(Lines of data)

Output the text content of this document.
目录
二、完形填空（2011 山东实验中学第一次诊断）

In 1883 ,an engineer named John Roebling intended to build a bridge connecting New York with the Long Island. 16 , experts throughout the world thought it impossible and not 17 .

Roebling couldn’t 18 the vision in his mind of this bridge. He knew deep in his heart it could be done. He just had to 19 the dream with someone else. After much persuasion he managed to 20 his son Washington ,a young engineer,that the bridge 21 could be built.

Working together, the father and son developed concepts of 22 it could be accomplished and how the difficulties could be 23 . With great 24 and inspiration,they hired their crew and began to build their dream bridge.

Task goal: Return the lines above exactly, keeping every word.

Expected output:
Output the text content of this document.
目录
二、完形填空（2011 山东实验中学第一次诊断）

In 1883 ,an engineer named John Roebling intended to build a bridge connecting New York with the Long Island. 16 , experts throughout the world thought it impossible and not 17 .

Roebling couldn’t 18 the vision in his mind of this bridge. He knew deep in his heart it could be done. He just had to 19 the dream with someone else. After much persuasion he managed to 20 his son Washington ,a young engineer,that the bridge 21 could be built.

Working together, the father and son developed concepts of 22 it could be accomplished and how the difficulties could be 23 . With great 24 and inspiration,they hired their crew and began to build their dream bridge.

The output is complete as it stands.